* Exercise task *
Scan the data below and pick out the lines containing the word "молодняках".

* Raw records *

• • •

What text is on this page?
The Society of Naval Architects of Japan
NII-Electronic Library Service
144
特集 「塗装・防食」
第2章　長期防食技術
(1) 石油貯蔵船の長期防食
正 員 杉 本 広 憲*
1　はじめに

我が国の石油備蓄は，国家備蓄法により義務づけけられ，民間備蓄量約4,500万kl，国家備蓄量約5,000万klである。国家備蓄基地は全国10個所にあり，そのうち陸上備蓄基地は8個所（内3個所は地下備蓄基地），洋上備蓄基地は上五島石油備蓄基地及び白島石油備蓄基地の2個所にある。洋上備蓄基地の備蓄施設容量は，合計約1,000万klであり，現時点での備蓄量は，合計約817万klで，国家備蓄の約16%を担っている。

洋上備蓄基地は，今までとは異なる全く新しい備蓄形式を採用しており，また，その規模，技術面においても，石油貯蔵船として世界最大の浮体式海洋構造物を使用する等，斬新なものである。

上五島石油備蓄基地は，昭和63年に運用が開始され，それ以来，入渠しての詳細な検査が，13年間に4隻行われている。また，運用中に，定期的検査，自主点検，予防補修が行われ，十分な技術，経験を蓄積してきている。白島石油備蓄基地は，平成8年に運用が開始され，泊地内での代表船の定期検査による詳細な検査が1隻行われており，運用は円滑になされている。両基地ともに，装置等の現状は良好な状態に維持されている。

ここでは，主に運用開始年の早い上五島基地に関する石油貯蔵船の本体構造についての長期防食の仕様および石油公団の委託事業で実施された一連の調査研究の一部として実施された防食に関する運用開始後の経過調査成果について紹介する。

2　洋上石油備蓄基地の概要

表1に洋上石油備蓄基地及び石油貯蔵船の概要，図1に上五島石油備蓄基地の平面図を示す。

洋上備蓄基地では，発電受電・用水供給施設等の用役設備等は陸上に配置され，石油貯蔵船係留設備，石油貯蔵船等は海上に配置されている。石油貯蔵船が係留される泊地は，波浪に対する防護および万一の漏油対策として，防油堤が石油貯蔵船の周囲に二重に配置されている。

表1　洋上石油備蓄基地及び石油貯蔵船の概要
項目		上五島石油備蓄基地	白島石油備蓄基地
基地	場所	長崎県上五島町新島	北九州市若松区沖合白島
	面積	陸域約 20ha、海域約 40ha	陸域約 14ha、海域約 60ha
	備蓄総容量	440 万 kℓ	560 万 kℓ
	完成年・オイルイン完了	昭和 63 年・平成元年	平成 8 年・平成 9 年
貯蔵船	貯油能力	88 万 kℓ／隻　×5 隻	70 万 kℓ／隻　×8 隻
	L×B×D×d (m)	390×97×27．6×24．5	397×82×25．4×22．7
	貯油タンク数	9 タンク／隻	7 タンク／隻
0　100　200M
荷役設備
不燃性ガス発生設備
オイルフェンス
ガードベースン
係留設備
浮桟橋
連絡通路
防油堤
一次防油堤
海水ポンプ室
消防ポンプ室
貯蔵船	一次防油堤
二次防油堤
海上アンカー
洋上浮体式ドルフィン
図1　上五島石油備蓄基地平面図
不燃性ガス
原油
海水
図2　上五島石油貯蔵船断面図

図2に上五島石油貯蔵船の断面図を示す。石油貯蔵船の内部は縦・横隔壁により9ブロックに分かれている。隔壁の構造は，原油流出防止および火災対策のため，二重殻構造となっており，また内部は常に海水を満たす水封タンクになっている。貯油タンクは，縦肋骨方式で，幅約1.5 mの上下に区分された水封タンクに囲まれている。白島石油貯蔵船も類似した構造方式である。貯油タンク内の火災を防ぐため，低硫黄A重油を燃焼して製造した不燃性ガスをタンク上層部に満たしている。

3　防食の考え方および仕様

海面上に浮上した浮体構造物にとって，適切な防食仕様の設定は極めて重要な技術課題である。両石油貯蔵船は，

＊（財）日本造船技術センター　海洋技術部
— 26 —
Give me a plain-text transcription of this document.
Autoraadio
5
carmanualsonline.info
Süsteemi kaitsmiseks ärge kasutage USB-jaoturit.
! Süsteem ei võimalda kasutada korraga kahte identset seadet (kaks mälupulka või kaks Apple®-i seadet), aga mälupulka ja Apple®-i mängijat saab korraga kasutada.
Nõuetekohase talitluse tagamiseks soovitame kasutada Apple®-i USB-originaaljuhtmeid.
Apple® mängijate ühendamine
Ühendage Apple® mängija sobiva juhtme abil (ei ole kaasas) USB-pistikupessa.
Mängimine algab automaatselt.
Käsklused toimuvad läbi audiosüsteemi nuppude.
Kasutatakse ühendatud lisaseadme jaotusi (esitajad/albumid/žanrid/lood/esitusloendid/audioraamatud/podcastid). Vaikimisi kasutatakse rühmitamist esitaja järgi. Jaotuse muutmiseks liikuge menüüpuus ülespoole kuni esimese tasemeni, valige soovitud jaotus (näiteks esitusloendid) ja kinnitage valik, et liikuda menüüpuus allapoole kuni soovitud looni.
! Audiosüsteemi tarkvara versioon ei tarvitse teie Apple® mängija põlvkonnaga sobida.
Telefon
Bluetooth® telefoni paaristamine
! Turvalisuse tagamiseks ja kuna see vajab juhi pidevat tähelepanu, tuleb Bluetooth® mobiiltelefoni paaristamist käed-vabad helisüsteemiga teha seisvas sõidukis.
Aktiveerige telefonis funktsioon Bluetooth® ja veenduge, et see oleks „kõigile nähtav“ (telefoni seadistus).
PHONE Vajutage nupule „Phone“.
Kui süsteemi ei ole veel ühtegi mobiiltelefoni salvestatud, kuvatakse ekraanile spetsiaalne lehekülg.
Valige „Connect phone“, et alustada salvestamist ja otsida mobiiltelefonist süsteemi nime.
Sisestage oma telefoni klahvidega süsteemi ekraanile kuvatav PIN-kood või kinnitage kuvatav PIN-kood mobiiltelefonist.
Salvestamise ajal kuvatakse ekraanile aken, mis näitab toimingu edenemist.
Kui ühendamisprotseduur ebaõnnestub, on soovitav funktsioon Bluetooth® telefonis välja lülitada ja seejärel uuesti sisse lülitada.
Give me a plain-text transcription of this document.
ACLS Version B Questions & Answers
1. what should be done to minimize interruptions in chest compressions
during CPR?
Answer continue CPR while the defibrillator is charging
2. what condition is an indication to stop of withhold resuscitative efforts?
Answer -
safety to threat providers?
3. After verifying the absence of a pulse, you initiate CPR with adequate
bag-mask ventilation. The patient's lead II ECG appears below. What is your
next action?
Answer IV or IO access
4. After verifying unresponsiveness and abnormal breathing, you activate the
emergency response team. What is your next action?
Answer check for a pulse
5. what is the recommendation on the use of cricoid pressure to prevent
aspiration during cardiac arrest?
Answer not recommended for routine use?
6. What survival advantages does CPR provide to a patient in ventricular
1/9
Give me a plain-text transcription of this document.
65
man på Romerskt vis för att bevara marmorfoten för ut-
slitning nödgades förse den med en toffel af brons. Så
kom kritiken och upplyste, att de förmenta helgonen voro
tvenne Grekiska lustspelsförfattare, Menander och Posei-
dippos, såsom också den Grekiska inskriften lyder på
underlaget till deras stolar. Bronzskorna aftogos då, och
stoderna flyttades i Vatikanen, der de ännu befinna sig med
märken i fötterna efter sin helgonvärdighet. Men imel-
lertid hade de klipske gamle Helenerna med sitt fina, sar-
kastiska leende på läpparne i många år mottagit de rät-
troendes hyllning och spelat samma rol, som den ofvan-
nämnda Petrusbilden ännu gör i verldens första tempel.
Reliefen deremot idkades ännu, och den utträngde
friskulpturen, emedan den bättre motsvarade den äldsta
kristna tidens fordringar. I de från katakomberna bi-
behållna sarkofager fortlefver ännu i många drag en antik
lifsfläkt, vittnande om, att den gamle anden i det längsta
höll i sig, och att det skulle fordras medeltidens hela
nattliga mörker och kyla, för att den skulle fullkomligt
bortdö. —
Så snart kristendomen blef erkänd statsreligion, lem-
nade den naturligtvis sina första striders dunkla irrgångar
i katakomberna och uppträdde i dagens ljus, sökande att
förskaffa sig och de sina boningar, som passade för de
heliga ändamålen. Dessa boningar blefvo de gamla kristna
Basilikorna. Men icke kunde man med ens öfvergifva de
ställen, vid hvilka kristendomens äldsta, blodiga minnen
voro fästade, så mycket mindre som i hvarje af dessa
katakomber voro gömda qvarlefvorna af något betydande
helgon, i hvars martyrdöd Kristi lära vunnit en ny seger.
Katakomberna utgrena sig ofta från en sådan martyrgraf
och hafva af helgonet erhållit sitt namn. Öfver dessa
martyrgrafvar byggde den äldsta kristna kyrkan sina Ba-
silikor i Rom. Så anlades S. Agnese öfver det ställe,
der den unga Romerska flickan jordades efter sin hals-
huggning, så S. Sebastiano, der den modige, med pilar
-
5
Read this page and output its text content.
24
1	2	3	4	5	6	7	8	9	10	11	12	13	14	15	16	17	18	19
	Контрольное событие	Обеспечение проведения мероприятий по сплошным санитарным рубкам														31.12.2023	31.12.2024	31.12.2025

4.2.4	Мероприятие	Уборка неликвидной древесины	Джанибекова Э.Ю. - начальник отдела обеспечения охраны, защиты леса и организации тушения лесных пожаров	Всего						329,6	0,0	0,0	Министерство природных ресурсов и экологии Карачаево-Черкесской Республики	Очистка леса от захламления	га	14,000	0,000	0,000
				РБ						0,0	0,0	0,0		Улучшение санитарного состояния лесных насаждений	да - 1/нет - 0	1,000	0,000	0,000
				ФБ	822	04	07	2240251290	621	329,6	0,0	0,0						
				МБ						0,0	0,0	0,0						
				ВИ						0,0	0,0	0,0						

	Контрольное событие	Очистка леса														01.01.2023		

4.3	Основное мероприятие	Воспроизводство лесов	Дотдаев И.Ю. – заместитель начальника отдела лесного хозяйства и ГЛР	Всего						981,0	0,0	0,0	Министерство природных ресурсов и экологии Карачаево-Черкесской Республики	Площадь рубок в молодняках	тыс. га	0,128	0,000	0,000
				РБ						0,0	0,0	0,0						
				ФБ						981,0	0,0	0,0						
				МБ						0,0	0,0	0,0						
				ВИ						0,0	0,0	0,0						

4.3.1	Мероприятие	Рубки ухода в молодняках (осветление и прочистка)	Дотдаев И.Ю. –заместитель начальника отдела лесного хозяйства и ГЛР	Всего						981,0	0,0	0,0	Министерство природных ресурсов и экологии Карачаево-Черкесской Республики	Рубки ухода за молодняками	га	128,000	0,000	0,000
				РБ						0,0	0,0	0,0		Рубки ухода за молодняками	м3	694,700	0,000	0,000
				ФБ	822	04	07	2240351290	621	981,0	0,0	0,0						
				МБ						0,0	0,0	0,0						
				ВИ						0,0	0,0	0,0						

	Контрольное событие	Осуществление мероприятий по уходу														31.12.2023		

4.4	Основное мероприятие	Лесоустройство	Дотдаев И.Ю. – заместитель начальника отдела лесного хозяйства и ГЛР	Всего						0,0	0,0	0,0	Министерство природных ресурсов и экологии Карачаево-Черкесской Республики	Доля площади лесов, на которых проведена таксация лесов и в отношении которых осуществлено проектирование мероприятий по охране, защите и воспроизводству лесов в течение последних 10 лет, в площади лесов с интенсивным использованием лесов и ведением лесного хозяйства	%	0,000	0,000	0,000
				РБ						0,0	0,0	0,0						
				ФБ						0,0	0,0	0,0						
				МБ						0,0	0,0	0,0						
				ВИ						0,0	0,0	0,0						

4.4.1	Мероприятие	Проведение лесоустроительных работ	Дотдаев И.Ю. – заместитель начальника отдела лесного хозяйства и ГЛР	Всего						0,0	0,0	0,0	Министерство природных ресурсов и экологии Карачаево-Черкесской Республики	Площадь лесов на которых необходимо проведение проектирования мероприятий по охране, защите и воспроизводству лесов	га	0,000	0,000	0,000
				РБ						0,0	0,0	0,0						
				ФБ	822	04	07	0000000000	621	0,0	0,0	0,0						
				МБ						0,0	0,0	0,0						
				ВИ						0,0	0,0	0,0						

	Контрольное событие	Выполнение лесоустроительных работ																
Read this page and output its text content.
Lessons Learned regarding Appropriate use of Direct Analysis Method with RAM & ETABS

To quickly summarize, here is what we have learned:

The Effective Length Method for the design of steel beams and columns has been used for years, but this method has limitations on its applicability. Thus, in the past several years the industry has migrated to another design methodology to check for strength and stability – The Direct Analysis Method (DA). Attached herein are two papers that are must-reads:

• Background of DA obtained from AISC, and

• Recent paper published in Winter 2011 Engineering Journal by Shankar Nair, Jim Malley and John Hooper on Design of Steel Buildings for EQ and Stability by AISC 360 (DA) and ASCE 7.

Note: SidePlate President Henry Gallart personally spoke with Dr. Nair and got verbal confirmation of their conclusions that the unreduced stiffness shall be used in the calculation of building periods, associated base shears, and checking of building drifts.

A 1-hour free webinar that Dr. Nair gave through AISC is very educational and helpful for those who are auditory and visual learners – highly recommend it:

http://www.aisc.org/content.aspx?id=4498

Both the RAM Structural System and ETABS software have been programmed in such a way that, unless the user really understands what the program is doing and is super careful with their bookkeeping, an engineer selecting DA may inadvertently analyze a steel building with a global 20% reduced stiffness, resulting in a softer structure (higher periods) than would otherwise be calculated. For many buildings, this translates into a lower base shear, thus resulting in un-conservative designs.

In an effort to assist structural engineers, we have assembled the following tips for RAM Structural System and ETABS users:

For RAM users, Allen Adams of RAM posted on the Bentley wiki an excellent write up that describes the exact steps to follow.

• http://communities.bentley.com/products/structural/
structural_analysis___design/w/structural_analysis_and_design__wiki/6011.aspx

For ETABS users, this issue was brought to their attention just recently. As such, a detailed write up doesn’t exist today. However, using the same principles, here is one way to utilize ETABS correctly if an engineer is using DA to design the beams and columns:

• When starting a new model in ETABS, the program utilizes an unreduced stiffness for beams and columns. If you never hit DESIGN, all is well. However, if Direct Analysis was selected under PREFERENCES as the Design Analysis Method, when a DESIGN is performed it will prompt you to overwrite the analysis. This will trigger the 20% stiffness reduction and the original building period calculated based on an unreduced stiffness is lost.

• • •

* Expected answer *
4.3	Основное мероприятие	Воспроизводство лесов	Дотдаев И.Ю. – заместитель начальника отдела лесного хозяйства и ГЛР	Всего						981,0	0,0	0,0	Министерство природных ресурсов и экологии Карачаево-Черкесской Республики	Площадь рубок в молодняках	тыс. га	0,128	0,000	0,000
4.3.1	Мероприятие	Рубки ухода в молодняках (осветление и прочистка)	Дотдаев И.Ю. –заместитель начальника отдела лесного хозяйства и ГЛР	Всего						981,0	0,0	0,0	Министерство природных ресурсов и экологии Карачаево-Черкесской Республики	Рубки ухода за молодняками	га	128,000	0,000	0,000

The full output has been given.